(WRITTEN REQUEST):
Output all the data exactly. Pictures do not belong in the copy.

Data excerpts

──────────────────────────────

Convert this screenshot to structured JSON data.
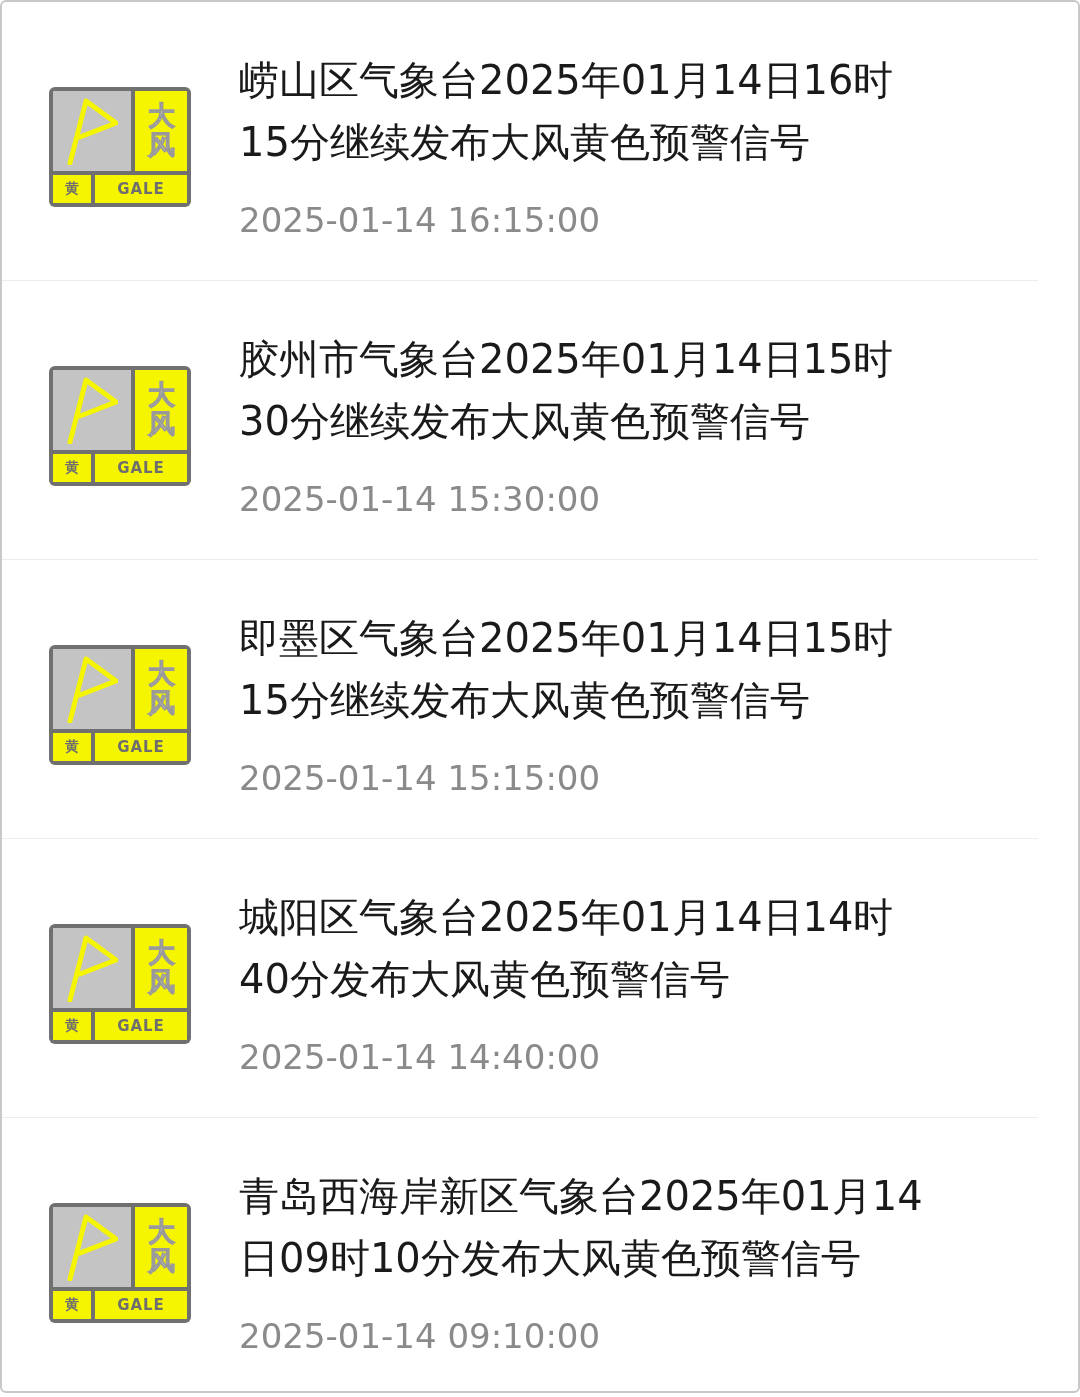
{
  "alerts": [
    {
      "sign": {
        "name": "大风",
        "level": "黄",
        "code": "GALE"
      },
      "title_lines": [
        "崂山区气象台2025年01月14日16时",
        "15分继续发布大风黄色预警信号"
      ],
      "time": "2025-01-14 16:15:00"
    },
    {
      "sign": {
        "name": "大风",
        "level": "黄",
        "code": "GALE"
      },
      "title_lines": [
        "胶州市气象台2025年01月14日15时",
        "30分继续发布大风黄色预警信号"
      ],
      "time": "2025-01-14 15:30:00"
    },
    {
      "sign": {
        "name": "大风",
        "level": "黄",
        "code": "GALE"
      },
      "title_lines": [
        "即墨区气象台2025年01月14日15时",
        "15分继续发布大风黄色预警信号"
      ],
      "time": "2025-01-14 15:15:00"
    },
    {
      "sign": {
        "name": "大风",
        "level": "黄",
        "code": "GALE"
      },
      "title_lines": [
        "城阳区气象台2025年01月14日14时",
        "40分发布大风黄色预警信号"
      ],
      "time": "2025-01-14 14:40:00"
    },
    {
      "sign": {
        "name": "大风",
        "level": "黄",
        "code": "GALE"
      },
      "title_lines": [
        "青岛西海岸新区气象台2025年01月14",
        "日09时10分发布大风黄色预警信号"
      ],
      "time": "2025-01-14 09:10:00"
    }
  ]
}
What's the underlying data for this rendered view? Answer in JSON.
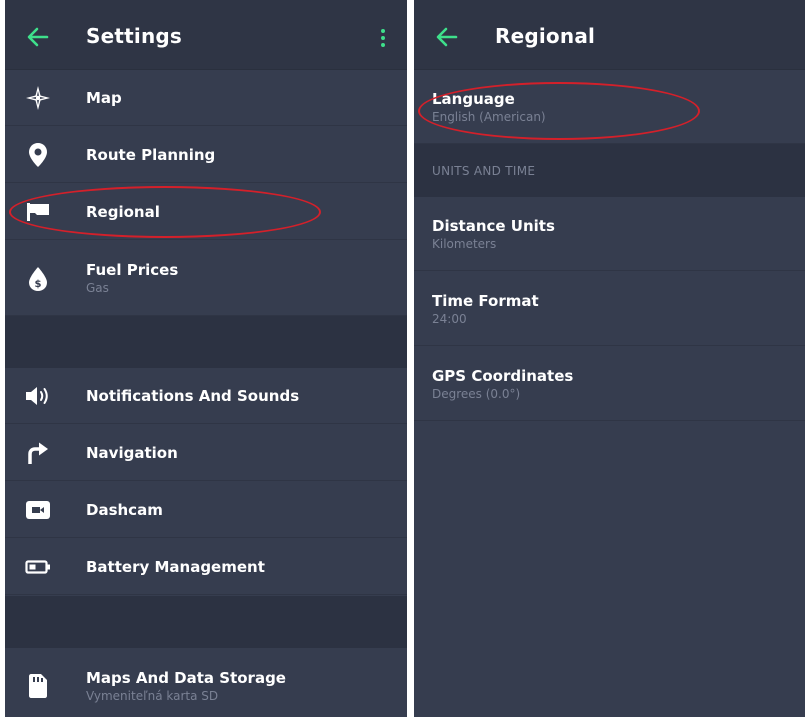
{
  "left": {
    "title": "Settings",
    "items_group1": [
      {
        "label": "Map",
        "icon": "compass-rose-icon"
      },
      {
        "label": "Route Planning",
        "icon": "location-pin-icon"
      },
      {
        "label": "Regional",
        "icon": "flag-icon"
      },
      {
        "label": "Fuel Prices",
        "sub": "Gas",
        "icon": "fuel-drop-icon"
      }
    ],
    "items_group2": [
      {
        "label": "Notifications And Sounds",
        "icon": "speaker-icon"
      },
      {
        "label": "Navigation",
        "icon": "turn-arrow-icon"
      },
      {
        "label": "Dashcam",
        "icon": "camera-icon"
      },
      {
        "label": "Battery Management",
        "icon": "battery-icon"
      }
    ],
    "items_group3": [
      {
        "label": "Maps And Data Storage",
        "sub": "Vymeniteľná karta SD",
        "icon": "sd-card-icon"
      }
    ]
  },
  "right": {
    "title": "Regional",
    "language": {
      "label": "Language",
      "value": "English (American)"
    },
    "section_header": "UNITS AND TIME",
    "items": [
      {
        "label": "Distance Units",
        "value": "Kilometers"
      },
      {
        "label": "Time Format",
        "value": "24:00"
      },
      {
        "label": "GPS Coordinates",
        "value": "Degrees (0.0°)"
      }
    ]
  },
  "colors": {
    "accent": "#3ee08b",
    "panel_bg": "#363d4f",
    "topbar_bg": "#2f3545",
    "section_bg": "#2c3242",
    "annotation": "#d4202a"
  }
}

──────────────────────────────

(SOLVED PROBLEM):
Convert this screenshot to structured JSON data.
{
  "alerts": [
    {
      "sign": {
        "name": "大风",
        "level": "黄",
        "code": "GALE"
      },
      "title_lines": [
        "崂山区气象台2025年01月14日16时",
        "15分继续发布大风黄色预警信号"
      ],
      "time": "2025-01-14 16:15:00"
    },
    {
      "sign": {
        "name": "大风",
        "level": "黄",
        "code": "GALE"
      },
      "title_lines": [
        "胶州市气象台2025年01月14日15时",
        "30分继续发布大风黄色预警信号"
      ],
      "time": "2025-01-14 15:30:00"
    },
    {
      "sign": {
        "name": "大风",
        "level": "黄",
        "code": "GALE"
      },
      "title_lines": [
        "即墨区气象台2025年01月14日15时",
        "15分继续发布大风黄色预警信号"
      ],
      "time": "2025-01-14 15:15:00"
    },
    {
      "sign": {
        "name": "大风",
        "level": "黄",
        "code": "GALE"
      },
      "title_lines": [
        "城阳区气象台2025年01月14日14时",
        "40分发布大风黄色预警信号"
      ],
      "time": "2025-01-14 14:40:00"
    },
    {
      "sign": {
        "name": "大风",
        "level": "黄",
        "code": "GALE"
      },
      "title_lines": [
        "青岛西海岸新区气象台2025年01月14",
        "日09时10分发布大风黄色预警信号"
      ],
      "time": "2025-01-14 09:10:00"
    }
  ]
}
What's the underlying data for this rendered view? Answer in JSON.
{
  "left": {
    "title": "Settings",
    "items_group1": [
      {
        "label": "Map",
        "icon": "compass-rose-icon"
      },
      {
        "label": "Route Planning",
        "icon": "location-pin-icon"
      },
      {
        "label": "Regional",
        "icon": "flag-icon"
      },
      {
        "label": "Fuel Prices",
        "sub": "Gas",
        "icon": "fuel-drop-icon"
      }
    ],
    "items_group2": [
      {
        "label": "Notifications And Sounds",
        "icon": "speaker-icon"
      },
      {
        "label": "Navigation",
        "icon": "turn-arrow-icon"
      },
      {
        "label": "Dashcam",
        "icon": "camera-icon"
      },
      {
        "label": "Battery Management",
        "icon": "battery-icon"
      }
    ],
    "items_group3": [
      {
        "label": "Maps And Data Storage",
        "sub": "Vymeniteľná karta SD",
        "icon": "sd-card-icon"
      }
    ]
  },
  "right": {
    "title": "Regional",
    "language": {
      "label": "Language",
      "value": "English (American)"
    },
    "section_header": "UNITS AND TIME",
    "items": [
      {
        "label": "Distance Units",
        "value": "Kilometers"
      },
      {
        "label": "Time Format",
        "value": "24:00"
      },
      {
        "label": "GPS Coordinates",
        "value": "Degrees (0.0°)"
      }
    ]
  },
  "colors": {
    "accent": "#3ee08b",
    "panel_bg": "#363d4f",
    "topbar_bg": "#2f3545",
    "section_bg": "#2c3242",
    "annotation": "#d4202a"
  }
}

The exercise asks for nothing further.